● WHAT THE EXERCISE ASKS:
Output the full listing word for word.

● GIVEN DATA:
———

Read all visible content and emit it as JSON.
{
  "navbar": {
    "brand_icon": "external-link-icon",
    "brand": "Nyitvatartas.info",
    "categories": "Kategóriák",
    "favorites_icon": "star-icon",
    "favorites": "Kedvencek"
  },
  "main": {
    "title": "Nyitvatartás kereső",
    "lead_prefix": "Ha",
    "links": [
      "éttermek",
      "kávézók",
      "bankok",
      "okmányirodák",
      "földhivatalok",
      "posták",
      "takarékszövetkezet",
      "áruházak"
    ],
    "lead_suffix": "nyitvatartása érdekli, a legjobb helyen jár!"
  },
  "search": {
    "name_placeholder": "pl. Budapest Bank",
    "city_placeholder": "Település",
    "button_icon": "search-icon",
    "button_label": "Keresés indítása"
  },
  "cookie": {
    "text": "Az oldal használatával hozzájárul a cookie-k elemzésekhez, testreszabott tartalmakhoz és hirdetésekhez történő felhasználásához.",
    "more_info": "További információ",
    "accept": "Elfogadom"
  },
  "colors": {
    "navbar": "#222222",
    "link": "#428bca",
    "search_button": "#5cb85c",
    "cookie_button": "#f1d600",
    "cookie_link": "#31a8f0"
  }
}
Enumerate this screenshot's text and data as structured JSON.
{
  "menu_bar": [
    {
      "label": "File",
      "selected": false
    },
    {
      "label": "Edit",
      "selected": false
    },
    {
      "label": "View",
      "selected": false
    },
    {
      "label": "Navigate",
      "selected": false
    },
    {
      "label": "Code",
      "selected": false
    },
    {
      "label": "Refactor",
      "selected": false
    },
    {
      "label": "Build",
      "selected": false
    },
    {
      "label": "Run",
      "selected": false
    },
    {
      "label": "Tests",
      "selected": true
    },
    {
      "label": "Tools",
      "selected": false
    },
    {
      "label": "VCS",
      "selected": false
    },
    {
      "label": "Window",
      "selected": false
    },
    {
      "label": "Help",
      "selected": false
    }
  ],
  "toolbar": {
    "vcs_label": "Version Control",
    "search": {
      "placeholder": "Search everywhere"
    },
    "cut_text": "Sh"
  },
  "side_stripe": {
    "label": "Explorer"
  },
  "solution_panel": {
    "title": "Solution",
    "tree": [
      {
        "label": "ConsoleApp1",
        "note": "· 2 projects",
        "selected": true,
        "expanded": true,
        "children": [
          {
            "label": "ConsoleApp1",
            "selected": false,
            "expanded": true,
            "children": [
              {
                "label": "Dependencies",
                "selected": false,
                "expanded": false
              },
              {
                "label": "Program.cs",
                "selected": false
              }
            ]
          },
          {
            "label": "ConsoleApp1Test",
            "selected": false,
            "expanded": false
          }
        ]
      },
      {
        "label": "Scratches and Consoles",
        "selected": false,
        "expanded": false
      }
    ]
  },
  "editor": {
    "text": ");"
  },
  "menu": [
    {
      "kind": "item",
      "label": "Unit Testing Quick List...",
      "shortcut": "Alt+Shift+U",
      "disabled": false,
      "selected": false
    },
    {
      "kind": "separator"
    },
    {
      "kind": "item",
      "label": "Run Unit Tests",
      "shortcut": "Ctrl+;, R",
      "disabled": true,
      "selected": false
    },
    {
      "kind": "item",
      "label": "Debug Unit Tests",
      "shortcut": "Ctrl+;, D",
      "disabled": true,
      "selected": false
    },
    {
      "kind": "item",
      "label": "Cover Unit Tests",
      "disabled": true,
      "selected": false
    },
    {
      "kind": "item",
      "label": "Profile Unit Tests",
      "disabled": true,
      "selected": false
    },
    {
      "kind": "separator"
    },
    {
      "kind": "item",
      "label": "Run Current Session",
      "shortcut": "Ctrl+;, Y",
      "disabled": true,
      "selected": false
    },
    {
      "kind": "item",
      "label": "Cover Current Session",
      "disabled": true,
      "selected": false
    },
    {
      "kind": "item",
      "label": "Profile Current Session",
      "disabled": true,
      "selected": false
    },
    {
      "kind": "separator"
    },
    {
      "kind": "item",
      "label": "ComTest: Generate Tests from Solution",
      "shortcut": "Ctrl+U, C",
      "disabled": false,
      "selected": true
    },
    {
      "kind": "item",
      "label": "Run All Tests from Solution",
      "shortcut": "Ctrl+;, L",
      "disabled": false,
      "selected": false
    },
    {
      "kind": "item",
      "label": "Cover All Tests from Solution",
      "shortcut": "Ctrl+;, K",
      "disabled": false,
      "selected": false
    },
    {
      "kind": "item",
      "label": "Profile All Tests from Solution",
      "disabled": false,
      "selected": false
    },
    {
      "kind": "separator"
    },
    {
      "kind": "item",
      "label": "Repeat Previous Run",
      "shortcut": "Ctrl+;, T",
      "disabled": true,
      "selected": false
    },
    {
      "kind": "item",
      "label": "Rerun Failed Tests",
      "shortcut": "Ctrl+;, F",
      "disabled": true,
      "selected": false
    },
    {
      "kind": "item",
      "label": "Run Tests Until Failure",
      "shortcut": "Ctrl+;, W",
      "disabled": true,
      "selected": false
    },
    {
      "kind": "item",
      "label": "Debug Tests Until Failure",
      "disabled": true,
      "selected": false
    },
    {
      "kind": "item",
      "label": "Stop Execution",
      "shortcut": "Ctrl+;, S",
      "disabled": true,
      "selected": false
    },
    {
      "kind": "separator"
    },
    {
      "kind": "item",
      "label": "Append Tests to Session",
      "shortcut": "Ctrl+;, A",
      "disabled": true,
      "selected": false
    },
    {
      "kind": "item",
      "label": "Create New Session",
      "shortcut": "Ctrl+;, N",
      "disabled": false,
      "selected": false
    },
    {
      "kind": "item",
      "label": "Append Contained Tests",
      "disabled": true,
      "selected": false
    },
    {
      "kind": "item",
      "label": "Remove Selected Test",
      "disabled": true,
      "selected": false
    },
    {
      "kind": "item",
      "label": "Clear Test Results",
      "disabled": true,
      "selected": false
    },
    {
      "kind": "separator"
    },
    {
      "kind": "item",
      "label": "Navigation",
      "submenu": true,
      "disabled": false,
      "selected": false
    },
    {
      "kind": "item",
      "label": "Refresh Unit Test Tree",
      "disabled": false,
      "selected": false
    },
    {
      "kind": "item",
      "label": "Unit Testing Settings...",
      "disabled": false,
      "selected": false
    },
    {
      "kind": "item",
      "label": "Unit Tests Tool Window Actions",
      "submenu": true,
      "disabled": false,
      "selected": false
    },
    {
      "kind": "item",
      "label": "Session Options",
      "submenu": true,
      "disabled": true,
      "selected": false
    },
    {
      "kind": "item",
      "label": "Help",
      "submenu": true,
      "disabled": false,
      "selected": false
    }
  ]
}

———

● FINAL RESULT:
Read all visible content and emit it as JSON.
{
  "navbar": {
    "brand_icon": "external-link-icon",
    "brand": "Nyitvatartas.info",
    "categories": "Kategóriák",
    "favorites_icon": "star-icon",
    "favorites": "Kedvencek"
  },
  "main": {
    "title": "Nyitvatartás kereső",
    "lead_prefix": "Ha",
    "links": [
      "éttermek",
      "kávézók",
      "bankok",
      "okmányirodák",
      "földhivatalok",
      "posták",
      "takarékszövetkezet",
      "áruházak"
    ],
    "lead_suffix": "nyitvatartása érdekli, a legjobb helyen jár!"
  },
  "search": {
    "name_placeholder": "pl. Budapest Bank",
    "city_placeholder": "Település",
    "button_icon": "search-icon",
    "button_label": "Keresés indítása"
  },
  "cookie": {
    "text": "Az oldal használatával hozzájárul a cookie-k elemzésekhez, testreszabott tartalmakhoz és hirdetésekhez történő felhasználásához.",
    "more_info": "További információ",
    "accept": "Elfogadom"
  },
  "colors": {
    "navbar": "#222222",
    "link": "#428bca",
    "search_button": "#5cb85c",
    "cookie_button": "#f1d600",
    "cookie_link": "#31a8f0"
  }
}
Enumerate this screenshot's text and data as structured JSON.
{
  "menu_bar": [
    {
      "label": "File",
      "selected": false
    },
    {
      "label": "Edit",
      "selected": false
    },
    {
      "label": "View",
      "selected": false
    },
    {
      "label": "Navigate",
      "selected": false
    },
    {
      "label": "Code",
      "selected": false
    },
    {
      "label": "Refactor",
      "selected": false
    },
    {
      "label": "Build",
      "selected": false
    },
    {
      "label": "Run",
      "selected": false
    },
    {
      "label": "Tests",
      "selected": true
    },
    {
      "label": "Tools",
      "selected": false
    },
    {
      "label": "VCS",
      "selected": false
    },
    {
      "label": "Window",
      "selected": false
    },
    {
      "label": "Help",
      "selected": false
    }
  ],
  "toolbar": {
    "vcs_label": "Version Control",
    "search": {
      "placeholder": "Search everywhere"
    },
    "cut_text": "Sh"
  },
  "side_stripe": {
    "label": "Explorer"
  },
  "solution_panel": {
    "title": "Solution",
    "tree": [
      {
        "label": "ConsoleApp1",
        "note": "· 2 projects",
        "selected": true,
        "expanded": true,
        "children": [
          {
            "label": "ConsoleApp1",
            "selected": false,
            "expanded": true,
            "children": [
              {
                "label": "Dependencies",
                "selected": false,
                "expanded": false
              },
              {
                "label": "Program.cs",
                "selected": false
              }
            ]
          },
          {
            "label": "ConsoleApp1Test",
            "selected": false,
            "expanded": false
          }
        ]
      },
      {
        "label": "Scratches and Consoles",
        "selected": false,
        "expanded": false
      }
    ]
  },
  "editor": {
    "text": ");"
  },
  "menu": [
    {
      "kind": "item",
      "label": "Unit Testing Quick List...",
      "shortcut": "Alt+Shift+U",
      "disabled": false,
      "selected": false
    },
    {
      "kind": "separator"
    },
    {
      "kind": "item",
      "label": "Run Unit Tests",
      "shortcut": "Ctrl+;, R",
      "disabled": true,
      "selected": false
    },
    {
      "kind": "item",
      "label": "Debug Unit Tests",
      "shortcut": "Ctrl+;, D",
      "disabled": true,
      "selected": false
    },
    {
      "kind": "item",
      "label": "Cover Unit Tests",
      "disabled": true,
      "selected": false
    },
    {
      "kind": "item",
      "label": "Profile Unit Tests",
      "disabled": true,
      "selected": false
    },
    {
      "kind": "separator"
    },
    {
      "kind": "item",
      "label": "Run Current Session",
      "shortcut": "Ctrl+;, Y",
      "disabled": true,
      "selected": false
    },
    {
      "kind": "item",
      "label": "Cover Current Session",
      "disabled": true,
      "selected": false
    },
    {
      "kind": "item",
      "label": "Profile Current Session",
      "disabled": true,
      "selected": false
    },
    {
      "kind": "separator"
    },
    {
      "kind": "item",
      "label": "ComTest: Generate Tests from Solution",
      "shortcut": "Ctrl+U, C",
      "disabled": false,
      "selected": true
    },
    {
      "kind": "item",
      "label": "Run All Tests from Solution",
      "shortcut": "Ctrl+;, L",
      "disabled": false,
      "selected": false
    },
    {
      "kind": "item",
      "label": "Cover All Tests from Solution",
      "shortcut": "Ctrl+;, K",
      "disabled": false,
      "selected": false
    },
    {
      "kind": "item",
      "label": "Profile All Tests from Solution",
      "disabled": false,
      "selected": false
    },
    {
      "kind": "separator"
    },
    {
      "kind": "item",
      "label": "Repeat Previous Run",
      "shortcut": "Ctrl+;, T",
      "disabled": true,
      "selected": false
    },
    {
      "kind": "item",
      "label": "Rerun Failed Tests",
      "shortcut": "Ctrl+;, F",
      "disabled": true,
      "selected": false
    },
    {
      "kind": "item",
      "label": "Run Tests Until Failure",
      "shortcut": "Ctrl+;, W",
      "disabled": true,
      "selected": false
    },
    {
      "kind": "item",
      "label": "Debug Tests Until Failure",
      "disabled": true,
      "selected": false
    },
    {
      "kind": "item",
      "label": "Stop Execution",
      "shortcut": "Ctrl+;, S",
      "disabled": true,
      "selected": false
    },
    {
      "kind": "separator"
    },
    {
      "kind": "item",
      "label": "Append Tests to Session",
      "shortcut": "Ctrl+;, A",
      "disabled": true,
      "selected": false
    },
    {
      "kind": "item",
      "label": "Create New Session",
      "shortcut": "Ctrl+;, N",
      "disabled": false,
      "selected": false
    },
    {
      "kind": "item",
      "label": "Append Contained Tests",
      "disabled": true,
      "selected": false
    },
    {
      "kind": "item",
      "label": "Remove Selected Test",
      "disabled": true,
      "selected": false
    },
    {
      "kind": "item",
      "label": "Clear Test Results",
      "disabled": true,
      "selected": false
    },
    {
      "kind": "separator"
    },
    {
      "kind": "item",
      "label": "Navigation",
      "submenu": true,
      "disabled": false,
      "selected": false
    },
    {
      "kind": "item",
      "label": "Refresh Unit Test Tree",
      "disabled": false,
      "selected": false
    },
    {
      "kind": "item",
      "label": "Unit Testing Settings...",
      "disabled": false,
      "selected": false
    },
    {
      "kind": "item",
      "label": "Unit Tests Tool Window Actions",
      "submenu": true,
      "disabled": false,
      "selected": false
    },
    {
      "kind": "item",
      "label": "Session Options",
      "submenu": true,
      "disabled": true,
      "selected": false
    },
    {
      "kind": "item",
      "label": "Help",
      "submenu": true,
      "disabled": false,
      "selected": false
    }
  ]
}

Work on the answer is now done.